#### Data section
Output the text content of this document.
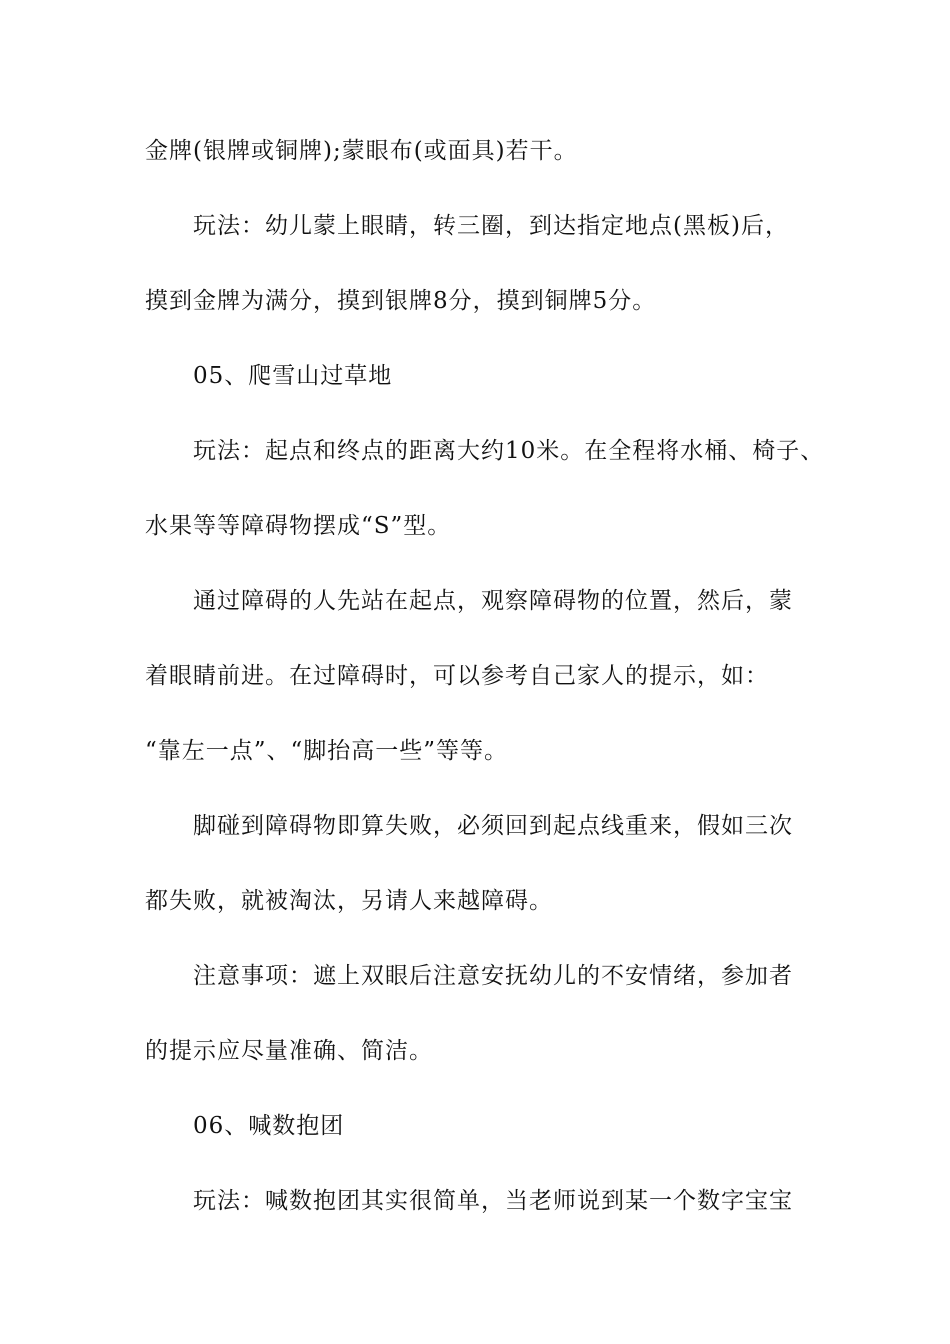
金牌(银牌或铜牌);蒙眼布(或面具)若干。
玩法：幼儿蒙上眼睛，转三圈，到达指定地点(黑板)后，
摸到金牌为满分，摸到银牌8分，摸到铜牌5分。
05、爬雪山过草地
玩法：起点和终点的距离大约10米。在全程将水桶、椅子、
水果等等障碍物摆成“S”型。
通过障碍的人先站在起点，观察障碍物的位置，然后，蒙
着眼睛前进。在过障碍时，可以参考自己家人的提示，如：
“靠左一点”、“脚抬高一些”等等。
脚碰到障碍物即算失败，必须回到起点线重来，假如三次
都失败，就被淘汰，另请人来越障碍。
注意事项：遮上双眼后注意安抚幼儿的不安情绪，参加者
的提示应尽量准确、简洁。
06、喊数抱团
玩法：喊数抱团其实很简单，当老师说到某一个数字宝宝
########
## The request
Images in the data above are to be skipped. Retype all other material exactly.

## Response to the task
Output the text content of this document.
金牌(银牌或铜牌);蒙眼布(或面具)若干。
玩法：幼儿蒙上眼睛，转三圈，到达指定地点(黑板)后，
摸到金牌为满分，摸到银牌8分，摸到铜牌5分。
05、爬雪山过草地
玩法：起点和终点的距离大约10米。在全程将水桶、椅子、
水果等等障碍物摆成“S”型。
通过障碍的人先站在起点，观察障碍物的位置，然后，蒙
着眼睛前进。在过障碍时，可以参考自己家人的提示，如：
“靠左一点”、“脚抬高一些”等等。
脚碰到障碍物即算失败，必须回到起点线重来，假如三次
都失败，就被淘汰，另请人来越障碍。
注意事项：遮上双眼后注意安抚幼儿的不安情绪，参加者
的提示应尽量准确、简洁。
06、喊数抱团
玩法：喊数抱团其实很简单，当老师说到某一个数字宝宝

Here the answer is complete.